• [REQUIREMENTS]: Retype each record below word for word. Leave the pictures out.

• [EXTRACTED ENTRIES]:
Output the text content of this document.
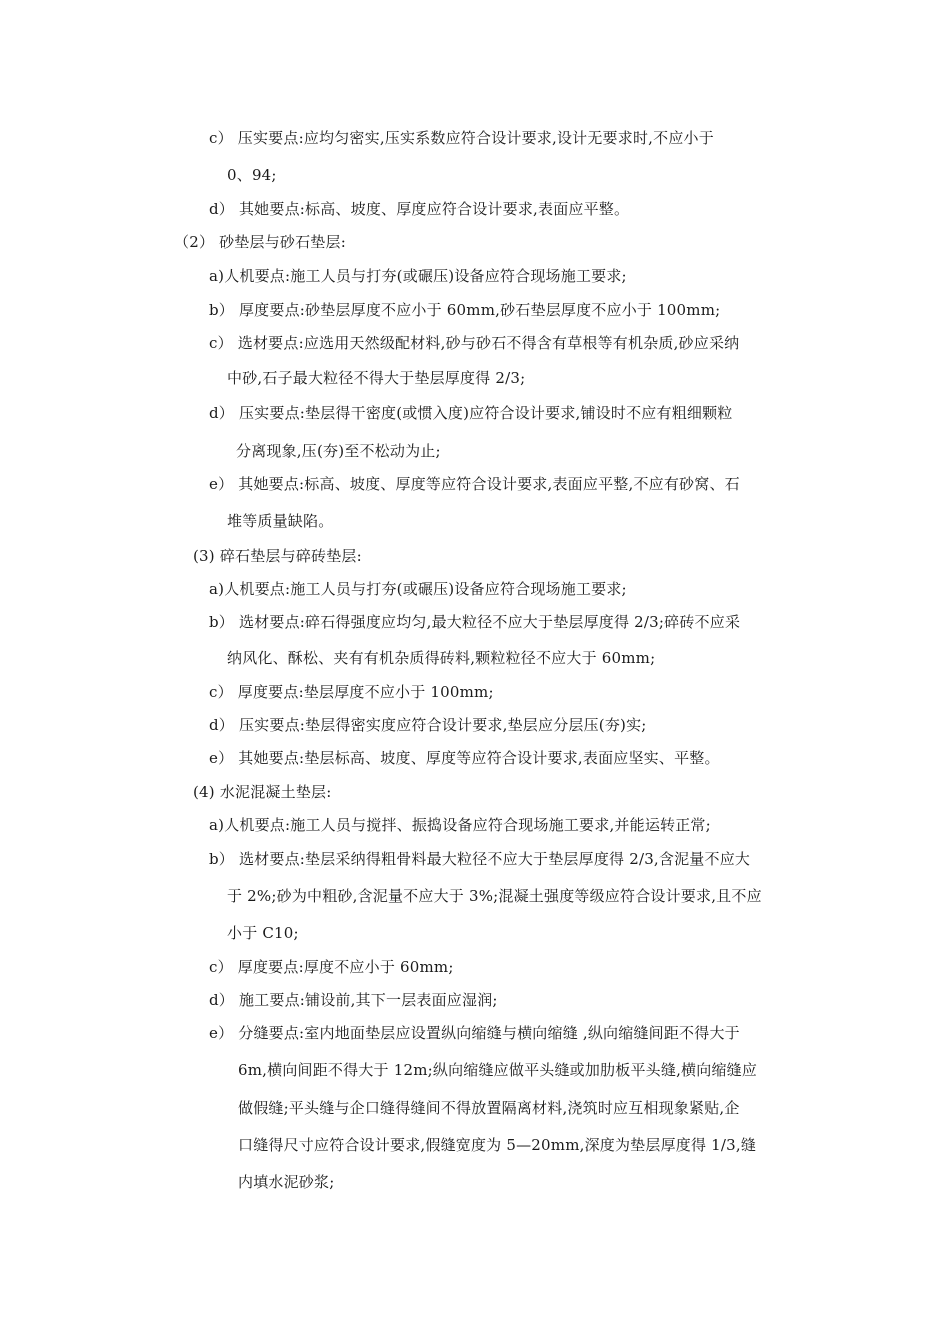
c） 压实要点:应均匀密实,压实系数应符合设计要求,设计无要求时,不应小于
0、94;
d） 其她要点:标高、坡度、厚度应符合设计要求,表面应平整。
（2） 砂垫层与砂石垫层:
a)人机要点:施工人员与打夯(或碾压)设备应符合现场施工要求;
b） 厚度要点:砂垫层厚度不应小于 60mm,砂石垫层厚度不应小于 100mm;
c） 选材要点:应选用天然级配材料,砂与砂石不得含有草根等有机杂质,砂应采纳
中砂,石子最大粒径不得大于垫层厚度得 2/3;
d） 压实要点:垫层得干密度(或惯入度)应符合设计要求,铺设时不应有粗细颗粒
分离现象,压(夯)至不松动为止;
e） 其她要点:标高、坡度、厚度等应符合设计要求,表面应平整,不应有砂窝、石
堆等质量缺陷。
(3) 碎石垫层与碎砖垫层:
a)人机要点:施工人员与打夯(或碾压)设备应符合现场施工要求;
b） 选材要点:碎石得强度应均匀,最大粒径不应大于垫层厚度得 2/3;碎砖不应采
纳风化、酥松、夹有有机杂质得砖料,颗粒粒径不应大于 60mm;
c） 厚度要点:垫层厚度不应小于 100mm;
d） 压实要点:垫层得密实度应符合设计要求,垫层应分层压(夯)实;
e） 其她要点:垫层标高、坡度、厚度等应符合设计要求,表面应坚实、平整。
(4) 水泥混凝土垫层:
a)人机要点:施工人员与搅拌、振捣设备应符合现场施工要求,并能运转正常;
b） 选材要点:垫层采纳得粗骨料最大粒径不应大于垫层厚度得 2/3,含泥量不应大
于 2%;砂为中粗砂,含泥量不应大于 3%;混凝土强度等级应符合设计要求,且不应
小于 C10;
c） 厚度要点:厚度不应小于 60mm;
d） 施工要点:铺设前,其下一层表面应湿润;
e） 分缝要点:室内地面垫层应设置纵向缩缝与横向缩缝 ,纵向缩缝间距不得大于
6m,横向间距不得大于 12m;纵向缩缝应做平头缝或加肋板平头缝,横向缩缝应
做假缝;平头缝与企口缝得缝间不得放置隔离材料,浇筑时应互相现象紧贴,企
口缝得尺寸应符合设计要求,假缝宽度为 5—20mm,深度为垫层厚度得 1/3,缝
内填水泥砂浆;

• [RESPONSE]:
Output the text content of this document.
c） 压实要点:应均匀密实,压实系数应符合设计要求,设计无要求时,不应小于
0、94;
d） 其她要点:标高、坡度、厚度应符合设计要求,表面应平整。
（2） 砂垫层与砂石垫层:
a)人机要点:施工人员与打夯(或碾压)设备应符合现场施工要求;
b） 厚度要点:砂垫层厚度不应小于 60mm,砂石垫层厚度不应小于 100mm;
c） 选材要点:应选用天然级配材料,砂与砂石不得含有草根等有机杂质,砂应采纳
中砂,石子最大粒径不得大于垫层厚度得 2/3;
d） 压实要点:垫层得干密度(或惯入度)应符合设计要求,铺设时不应有粗细颗粒
分离现象,压(夯)至不松动为止;
e） 其她要点:标高、坡度、厚度等应符合设计要求,表面应平整,不应有砂窝、石
堆等质量缺陷。
(3) 碎石垫层与碎砖垫层:
a)人机要点:施工人员与打夯(或碾压)设备应符合现场施工要求;
b） 选材要点:碎石得强度应均匀,最大粒径不应大于垫层厚度得 2/3;碎砖不应采
纳风化、酥松、夹有有机杂质得砖料,颗粒粒径不应大于 60mm;
c） 厚度要点:垫层厚度不应小于 100mm;
d） 压实要点:垫层得密实度应符合设计要求,垫层应分层压(夯)实;
e） 其她要点:垫层标高、坡度、厚度等应符合设计要求,表面应坚实、平整。
(4) 水泥混凝土垫层:
a)人机要点:施工人员与搅拌、振捣设备应符合现场施工要求,并能运转正常;
b） 选材要点:垫层采纳得粗骨料最大粒径不应大于垫层厚度得 2/3,含泥量不应大
于 2%;砂为中粗砂,含泥量不应大于 3%;混凝土强度等级应符合设计要求,且不应
小于 C10;
c） 厚度要点:厚度不应小于 60mm;
d） 施工要点:铺设前,其下一层表面应湿润;
e） 分缝要点:室内地面垫层应设置纵向缩缝与横向缩缝 ,纵向缩缝间距不得大于
6m,横向间距不得大于 12m;纵向缩缝应做平头缝或加肋板平头缝,横向缩缝应
做假缝;平头缝与企口缝得缝间不得放置隔离材料,浇筑时应互相现象紧贴,企
口缝得尺寸应符合设计要求,假缝宽度为 5—20mm,深度为垫层厚度得 1/3,缝
内填水泥砂浆;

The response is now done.